本文:
コウコラム:「服を買わない生活」の中で考えたアレコレを書きます
第183回 小谷野敦さんの大ファンなんで、
お茶の水「スターレックカフェ」で行なわれた
小谷野敦著『悲望』の朗読会に行って来ました。
実は、私、小谷野敦さんの大ファンで、
10月末発行予定のクレヤン12号で
「勝手に小谷野敦論」を掲載する予定なのです。
小谷野敦さんは、第144回芥川賞候補作品
『母子寮前』(文藝春秋)の著者、
というより、
ベストセラー『もてない男』(ちくま新書)
の著者といったほうがいいかな、
62年生まれの小説家&評論家であります。
最新作で文學界9月号掲載の
『グンはバスでウプサラへ行く』は
最高にイカす青春小説なので、
再び候補になって、
次こそ芥川賞をとるんじゃないでしょうか。

一覧:

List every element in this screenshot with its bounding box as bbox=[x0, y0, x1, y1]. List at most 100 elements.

...

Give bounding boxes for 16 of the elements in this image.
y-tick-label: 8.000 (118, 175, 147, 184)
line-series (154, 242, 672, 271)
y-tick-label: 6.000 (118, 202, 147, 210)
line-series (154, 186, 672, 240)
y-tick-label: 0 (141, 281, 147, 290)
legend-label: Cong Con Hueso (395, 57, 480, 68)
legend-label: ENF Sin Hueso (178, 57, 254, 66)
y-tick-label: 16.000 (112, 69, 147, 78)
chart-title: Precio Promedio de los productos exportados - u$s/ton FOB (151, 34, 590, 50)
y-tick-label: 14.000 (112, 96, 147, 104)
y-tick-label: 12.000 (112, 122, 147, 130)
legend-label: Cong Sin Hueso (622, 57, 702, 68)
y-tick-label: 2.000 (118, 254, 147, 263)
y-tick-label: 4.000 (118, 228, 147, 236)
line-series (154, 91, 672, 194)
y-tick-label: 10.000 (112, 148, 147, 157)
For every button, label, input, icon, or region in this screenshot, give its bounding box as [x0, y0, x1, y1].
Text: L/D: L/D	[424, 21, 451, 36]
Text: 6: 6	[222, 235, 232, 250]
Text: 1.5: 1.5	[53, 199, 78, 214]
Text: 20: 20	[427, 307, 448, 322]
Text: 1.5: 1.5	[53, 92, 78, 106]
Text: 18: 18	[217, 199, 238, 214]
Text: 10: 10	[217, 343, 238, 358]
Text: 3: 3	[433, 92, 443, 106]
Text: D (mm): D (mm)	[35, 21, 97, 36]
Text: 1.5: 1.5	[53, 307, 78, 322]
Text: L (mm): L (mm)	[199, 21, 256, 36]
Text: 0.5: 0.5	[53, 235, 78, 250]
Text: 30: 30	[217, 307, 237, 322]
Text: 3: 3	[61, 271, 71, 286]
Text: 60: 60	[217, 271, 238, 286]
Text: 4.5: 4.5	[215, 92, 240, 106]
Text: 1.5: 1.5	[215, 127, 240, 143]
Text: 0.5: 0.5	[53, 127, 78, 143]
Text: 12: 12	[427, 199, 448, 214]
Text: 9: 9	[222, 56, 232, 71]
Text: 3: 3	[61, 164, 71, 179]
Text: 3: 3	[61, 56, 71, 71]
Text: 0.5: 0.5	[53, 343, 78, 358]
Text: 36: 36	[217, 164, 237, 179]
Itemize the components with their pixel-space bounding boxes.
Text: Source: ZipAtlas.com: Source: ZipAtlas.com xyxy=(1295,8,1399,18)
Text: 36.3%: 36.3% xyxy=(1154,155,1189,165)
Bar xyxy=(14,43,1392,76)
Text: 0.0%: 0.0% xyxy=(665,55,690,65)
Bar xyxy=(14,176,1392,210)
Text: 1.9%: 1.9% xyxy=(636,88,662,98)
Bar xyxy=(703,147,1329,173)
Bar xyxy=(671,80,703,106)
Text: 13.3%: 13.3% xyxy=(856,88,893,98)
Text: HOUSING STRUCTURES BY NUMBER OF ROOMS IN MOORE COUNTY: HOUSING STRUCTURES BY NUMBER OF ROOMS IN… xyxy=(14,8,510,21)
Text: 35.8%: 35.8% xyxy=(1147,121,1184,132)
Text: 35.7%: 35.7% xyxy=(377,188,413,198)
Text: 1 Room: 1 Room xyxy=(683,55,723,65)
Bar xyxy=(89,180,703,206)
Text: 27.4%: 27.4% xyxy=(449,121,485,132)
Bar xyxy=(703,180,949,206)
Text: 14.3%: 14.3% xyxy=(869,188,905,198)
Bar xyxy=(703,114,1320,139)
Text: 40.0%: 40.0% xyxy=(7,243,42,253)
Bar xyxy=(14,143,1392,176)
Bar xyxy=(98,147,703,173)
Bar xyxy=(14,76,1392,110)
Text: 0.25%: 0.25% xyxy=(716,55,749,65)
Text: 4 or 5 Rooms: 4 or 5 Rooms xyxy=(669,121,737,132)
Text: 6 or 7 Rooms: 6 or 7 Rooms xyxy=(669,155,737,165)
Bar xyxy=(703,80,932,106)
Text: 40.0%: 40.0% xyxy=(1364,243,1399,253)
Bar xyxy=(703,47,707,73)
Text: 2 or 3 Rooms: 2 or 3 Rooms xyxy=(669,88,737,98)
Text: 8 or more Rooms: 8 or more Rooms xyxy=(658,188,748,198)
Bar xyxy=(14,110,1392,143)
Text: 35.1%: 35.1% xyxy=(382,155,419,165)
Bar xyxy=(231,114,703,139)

課題:
小谷野敦さんの朗読会に行った話のコラムを、最後の一文のあとから書き継ぐこと。

解答:
私が最初に読んだのは『もてない男』で、
次が『評論家入門』(平凡社新書)、
『聖母のいない国』(青土社)、
『夏目漱石を江戸から読む』(中公新書)、
『猫を償うに猫をもってせよ』(白水社)、
『帰ってきたもてない男』(ちくま新書)
『悲望』(幻冬舎)、
『童貞放浪記』(幻冬舎)、
『母子寮前』(文藝春秋)、
『日本の有名一族』(幻冬舎新書)
『日本売春史』(新潮選書)、
『友達がいないということ』(ちくまプリマー新書)、
『能は死ぬほど退屈だ』(論創社)
『東海道五十一駅』(アルファベータ)
『猿之助三代』(幻冬舎新書)、
『大河ドラマ入門』(光文社新書)、
『谷崎潤一郎伝』(中央公論新社)、
という感じなのですが、
最初に読んだ『もてない男』に、
努力すれば誰でも恋愛できるというのは幻想だ、
みたいなことが書いてあるのに衝撃を受け、
また、
少女漫画や小説、映画などのサブカルを
ひっぱりながらの評論というのも新鮮で
(といっても過去に評論はほぼ読んでないけど)、
恋愛とフェミニズムをテーマにしてる
と書かれていたのも私の興味とかぶるんで、
少しずつ小谷野本を読みはじめたわけです。
小谷野さんの本は、
おおざっぱにいって、
この世にはびこる幻想を幻想だと
気付かせてくれる展開が超面白い。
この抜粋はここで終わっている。